Aim of the exercise =
Restate all the material verbatim, except for the pictures.

Stored data entries =
★ ★ ★

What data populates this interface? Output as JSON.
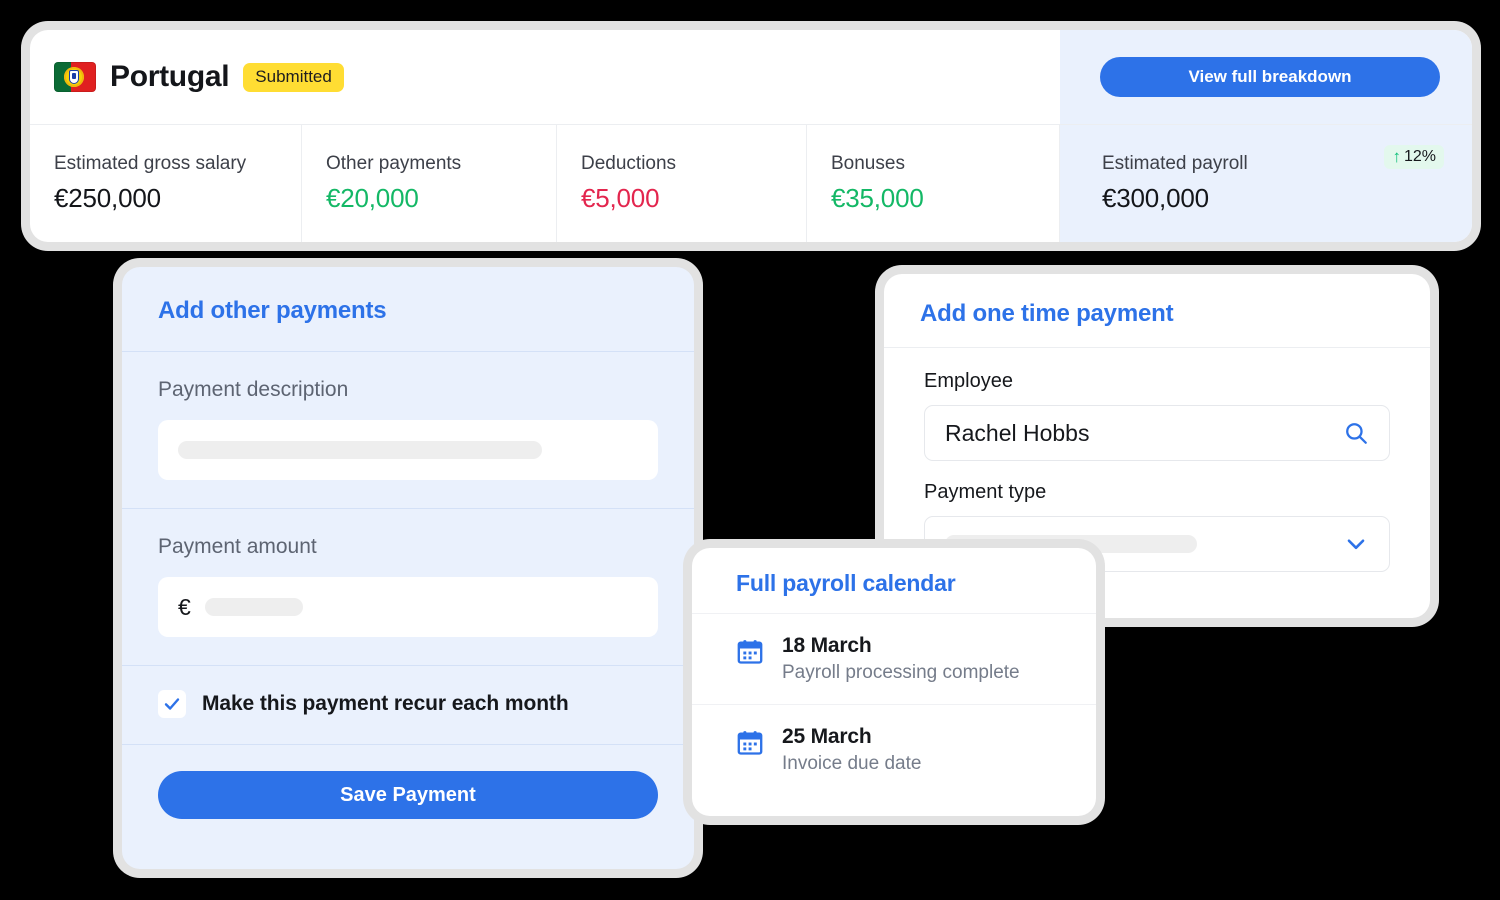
{
  "summary": {
    "country": "Portugal",
    "flag_icon": "portugal-flag-icon",
    "status": "Submitted",
    "breakdown_button": "View full breakdown",
    "stats": [
      {
        "label": "Estimated gross salary",
        "value": "€250,000",
        "tone": "neutral"
      },
      {
        "label": "Other payments",
        "value": "€20,000",
        "tone": "positive"
      },
      {
        "label": "Deductions",
        "value": "€5,000",
        "tone": "negative"
      },
      {
        "label": "Bonuses",
        "value": "€35,000",
        "tone": "positive"
      }
    ],
    "total": {
      "label": "Estimated payroll",
      "value": "€300,000",
      "trend_arrow": "↑",
      "trend_value": "12%"
    }
  },
  "other_payments": {
    "title": "Add other payments",
    "description_label": "Payment description",
    "description_value": "",
    "amount_label": "Payment amount",
    "amount_currency": "€",
    "amount_value": "",
    "recur_label": "Make this payment recur each month",
    "recur_checked": "✓",
    "save_button": "Save Payment"
  },
  "one_time_payment": {
    "title": "Add one time payment",
    "employee_label": "Employee",
    "employee_value": "Rachel Hobbs",
    "search_icon": "search-icon",
    "payment_type_label": "Payment type",
    "payment_type_value": "",
    "chevron_icon": "chevron-down-icon"
  },
  "calendar": {
    "title": "Full payroll calendar",
    "items": [
      {
        "icon": "calendar-icon",
        "date": "18 March",
        "description": "Payroll processing complete"
      },
      {
        "icon": "calendar-icon",
        "date": "25 March",
        "description": "Invoice due date"
      }
    ]
  },
  "colors": {
    "brand_blue": "#2d72e8",
    "positive_green": "#14b866",
    "negative_red": "#e3264e",
    "badge_yellow": "#ffdd33",
    "panel_blue": "#eaf1fd",
    "trend_green_bg": "#e3f8ed"
  }
}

★ ★ ★

Completed task =
What data populates this interface? Output as JSON.
{
  "summary": {
    "country": "Portugal",
    "flag_icon": "portugal-flag-icon",
    "status": "Submitted",
    "breakdown_button": "View full breakdown",
    "stats": [
      {
        "label": "Estimated gross salary",
        "value": "€250,000",
        "tone": "neutral"
      },
      {
        "label": "Other payments",
        "value": "€20,000",
        "tone": "positive"
      },
      {
        "label": "Deductions",
        "value": "€5,000",
        "tone": "negative"
      },
      {
        "label": "Bonuses",
        "value": "€35,000",
        "tone": "positive"
      }
    ],
    "total": {
      "label": "Estimated payroll",
      "value": "€300,000",
      "trend_arrow": "↑",
      "trend_value": "12%"
    }
  },
  "other_payments": {
    "title": "Add other payments",
    "description_label": "Payment description",
    "description_value": "",
    "amount_label": "Payment amount",
    "amount_currency": "€",
    "amount_value": "",
    "recur_label": "Make this payment recur each month",
    "recur_checked": "✓",
    "save_button": "Save Payment"
  },
  "one_time_payment": {
    "title": "Add one time payment",
    "employee_label": "Employee",
    "employee_value": "Rachel Hobbs",
    "search_icon": "search-icon",
    "payment_type_label": "Payment type",
    "payment_type_value": "",
    "chevron_icon": "chevron-down-icon"
  },
  "calendar": {
    "title": "Full payroll calendar",
    "items": [
      {
        "icon": "calendar-icon",
        "date": "18 March",
        "description": "Payroll processing complete"
      },
      {
        "icon": "calendar-icon",
        "date": "25 March",
        "description": "Invoice due date"
      }
    ]
  },
  "colors": {
    "brand_blue": "#2d72e8",
    "positive_green": "#14b866",
    "negative_red": "#e3264e",
    "badge_yellow": "#ffdd33",
    "panel_blue": "#eaf1fd",
    "trend_green_bg": "#e3f8ed"
  }
}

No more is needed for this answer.